Start of DATA SUPPLIED
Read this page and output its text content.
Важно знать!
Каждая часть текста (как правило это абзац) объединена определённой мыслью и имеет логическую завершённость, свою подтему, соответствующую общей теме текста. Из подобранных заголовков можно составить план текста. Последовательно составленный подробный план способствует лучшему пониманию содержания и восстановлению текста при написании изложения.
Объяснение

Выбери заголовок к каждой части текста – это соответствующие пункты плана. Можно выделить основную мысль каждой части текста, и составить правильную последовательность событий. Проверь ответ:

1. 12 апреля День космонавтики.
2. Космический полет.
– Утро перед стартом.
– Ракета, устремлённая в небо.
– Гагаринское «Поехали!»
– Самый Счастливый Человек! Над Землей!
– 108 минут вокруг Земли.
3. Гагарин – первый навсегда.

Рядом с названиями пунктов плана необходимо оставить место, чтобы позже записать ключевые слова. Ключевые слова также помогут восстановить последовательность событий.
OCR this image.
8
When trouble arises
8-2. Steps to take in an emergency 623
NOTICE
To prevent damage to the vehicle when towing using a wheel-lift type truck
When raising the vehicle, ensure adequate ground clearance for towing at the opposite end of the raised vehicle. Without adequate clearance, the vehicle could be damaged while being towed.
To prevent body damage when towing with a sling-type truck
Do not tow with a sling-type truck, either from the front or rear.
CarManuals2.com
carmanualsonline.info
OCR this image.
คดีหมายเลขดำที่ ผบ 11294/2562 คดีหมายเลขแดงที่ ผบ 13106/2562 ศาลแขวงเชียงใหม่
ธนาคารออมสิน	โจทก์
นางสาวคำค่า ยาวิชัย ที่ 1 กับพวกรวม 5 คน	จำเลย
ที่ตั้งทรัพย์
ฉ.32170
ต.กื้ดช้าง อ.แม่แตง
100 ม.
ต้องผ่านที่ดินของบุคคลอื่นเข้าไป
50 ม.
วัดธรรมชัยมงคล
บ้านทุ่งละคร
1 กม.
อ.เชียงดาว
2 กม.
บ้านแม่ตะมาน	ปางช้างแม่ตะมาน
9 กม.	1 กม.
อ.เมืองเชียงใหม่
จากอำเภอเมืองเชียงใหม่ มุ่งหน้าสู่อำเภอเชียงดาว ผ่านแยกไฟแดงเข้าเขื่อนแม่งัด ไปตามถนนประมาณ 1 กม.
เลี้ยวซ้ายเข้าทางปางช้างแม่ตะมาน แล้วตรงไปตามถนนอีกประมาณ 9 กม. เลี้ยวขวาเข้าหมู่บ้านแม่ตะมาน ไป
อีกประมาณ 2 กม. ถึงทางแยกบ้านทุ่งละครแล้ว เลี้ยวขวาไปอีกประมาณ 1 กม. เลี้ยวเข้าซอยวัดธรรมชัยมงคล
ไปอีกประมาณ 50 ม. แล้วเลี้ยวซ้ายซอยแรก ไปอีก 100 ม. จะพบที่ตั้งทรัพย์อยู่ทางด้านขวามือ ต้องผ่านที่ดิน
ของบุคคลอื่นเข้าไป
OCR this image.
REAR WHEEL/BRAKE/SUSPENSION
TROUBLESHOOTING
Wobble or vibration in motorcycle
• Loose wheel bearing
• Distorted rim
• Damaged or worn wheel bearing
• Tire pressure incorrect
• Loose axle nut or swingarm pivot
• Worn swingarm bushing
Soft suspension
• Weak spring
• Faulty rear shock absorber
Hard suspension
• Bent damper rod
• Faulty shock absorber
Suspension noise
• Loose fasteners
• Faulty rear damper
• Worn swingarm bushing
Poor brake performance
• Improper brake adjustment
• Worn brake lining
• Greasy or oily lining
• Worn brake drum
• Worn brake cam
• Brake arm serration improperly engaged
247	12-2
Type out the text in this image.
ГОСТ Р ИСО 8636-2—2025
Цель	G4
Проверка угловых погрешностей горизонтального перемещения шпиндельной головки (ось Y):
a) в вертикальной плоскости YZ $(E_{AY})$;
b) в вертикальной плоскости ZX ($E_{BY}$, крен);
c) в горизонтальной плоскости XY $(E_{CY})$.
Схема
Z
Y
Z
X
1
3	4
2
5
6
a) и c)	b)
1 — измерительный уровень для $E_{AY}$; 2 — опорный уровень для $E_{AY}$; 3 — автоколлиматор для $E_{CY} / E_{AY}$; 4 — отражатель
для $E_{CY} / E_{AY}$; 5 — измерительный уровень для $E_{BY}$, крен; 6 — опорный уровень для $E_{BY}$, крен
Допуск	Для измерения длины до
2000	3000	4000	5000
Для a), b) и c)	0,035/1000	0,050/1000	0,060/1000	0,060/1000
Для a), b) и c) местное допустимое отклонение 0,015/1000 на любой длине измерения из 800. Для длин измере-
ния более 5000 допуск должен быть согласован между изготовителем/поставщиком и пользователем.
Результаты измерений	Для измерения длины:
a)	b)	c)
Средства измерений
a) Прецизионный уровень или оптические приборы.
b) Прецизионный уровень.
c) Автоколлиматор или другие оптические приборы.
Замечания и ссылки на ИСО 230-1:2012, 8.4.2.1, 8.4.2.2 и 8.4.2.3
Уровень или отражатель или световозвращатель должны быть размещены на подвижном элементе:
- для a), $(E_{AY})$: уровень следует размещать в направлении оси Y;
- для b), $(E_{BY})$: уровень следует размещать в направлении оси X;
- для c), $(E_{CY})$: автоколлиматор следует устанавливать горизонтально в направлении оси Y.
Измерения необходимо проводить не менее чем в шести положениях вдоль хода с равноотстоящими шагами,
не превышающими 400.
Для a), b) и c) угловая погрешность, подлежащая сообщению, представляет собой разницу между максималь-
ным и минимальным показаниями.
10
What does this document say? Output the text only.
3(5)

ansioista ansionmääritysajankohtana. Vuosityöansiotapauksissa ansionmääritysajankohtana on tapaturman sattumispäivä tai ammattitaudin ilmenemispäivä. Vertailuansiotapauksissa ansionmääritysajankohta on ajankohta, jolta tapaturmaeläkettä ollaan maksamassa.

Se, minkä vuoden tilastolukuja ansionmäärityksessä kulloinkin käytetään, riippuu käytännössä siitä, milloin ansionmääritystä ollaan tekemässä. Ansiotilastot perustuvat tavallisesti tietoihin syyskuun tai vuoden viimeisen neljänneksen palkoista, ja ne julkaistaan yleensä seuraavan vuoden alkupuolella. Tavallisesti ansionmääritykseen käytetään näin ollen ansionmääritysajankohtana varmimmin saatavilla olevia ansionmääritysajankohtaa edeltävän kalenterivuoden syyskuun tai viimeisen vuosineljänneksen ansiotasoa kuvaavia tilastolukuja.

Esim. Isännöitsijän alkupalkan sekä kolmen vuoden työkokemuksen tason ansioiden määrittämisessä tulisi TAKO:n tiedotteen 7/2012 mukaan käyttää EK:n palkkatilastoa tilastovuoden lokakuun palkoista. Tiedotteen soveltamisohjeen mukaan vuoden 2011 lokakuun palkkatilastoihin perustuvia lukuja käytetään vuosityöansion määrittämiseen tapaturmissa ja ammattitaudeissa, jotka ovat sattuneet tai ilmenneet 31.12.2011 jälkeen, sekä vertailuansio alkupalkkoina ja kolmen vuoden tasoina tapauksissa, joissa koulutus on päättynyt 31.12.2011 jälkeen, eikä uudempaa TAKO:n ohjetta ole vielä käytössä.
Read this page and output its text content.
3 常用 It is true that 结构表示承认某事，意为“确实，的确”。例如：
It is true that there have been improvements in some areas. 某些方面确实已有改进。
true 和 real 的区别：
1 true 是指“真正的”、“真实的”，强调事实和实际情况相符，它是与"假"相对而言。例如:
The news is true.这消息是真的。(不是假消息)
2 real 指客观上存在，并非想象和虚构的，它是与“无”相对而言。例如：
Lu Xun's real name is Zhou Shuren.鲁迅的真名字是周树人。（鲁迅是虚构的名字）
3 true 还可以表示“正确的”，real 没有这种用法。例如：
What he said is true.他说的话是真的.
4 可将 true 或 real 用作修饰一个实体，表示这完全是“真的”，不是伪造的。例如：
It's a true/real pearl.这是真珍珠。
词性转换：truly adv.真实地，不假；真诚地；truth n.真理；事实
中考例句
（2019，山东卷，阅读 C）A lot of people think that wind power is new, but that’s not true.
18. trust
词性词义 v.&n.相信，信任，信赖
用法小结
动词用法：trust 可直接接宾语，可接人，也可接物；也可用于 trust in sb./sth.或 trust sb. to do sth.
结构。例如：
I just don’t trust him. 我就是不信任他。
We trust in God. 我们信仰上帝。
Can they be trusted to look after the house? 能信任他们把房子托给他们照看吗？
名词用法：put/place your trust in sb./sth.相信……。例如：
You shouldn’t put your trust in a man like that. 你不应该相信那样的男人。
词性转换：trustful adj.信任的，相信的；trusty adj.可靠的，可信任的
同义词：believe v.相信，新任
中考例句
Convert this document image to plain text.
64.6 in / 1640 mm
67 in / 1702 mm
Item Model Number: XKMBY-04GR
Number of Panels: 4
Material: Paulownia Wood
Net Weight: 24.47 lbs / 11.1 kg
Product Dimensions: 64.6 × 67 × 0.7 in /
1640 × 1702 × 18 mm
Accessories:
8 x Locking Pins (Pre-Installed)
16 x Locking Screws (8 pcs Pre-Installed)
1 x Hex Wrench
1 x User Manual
End of DATA SUPPLIED
EXERCISE DETAILS
Look through the data and show every line containing "truck".

TASK OUTPUT
To prevent damage to the vehicle when towing using a wheel-lift type truck
To prevent body damage when towing with a sling-type truck
Do not tow with a sling-type truck, either from the front or rear.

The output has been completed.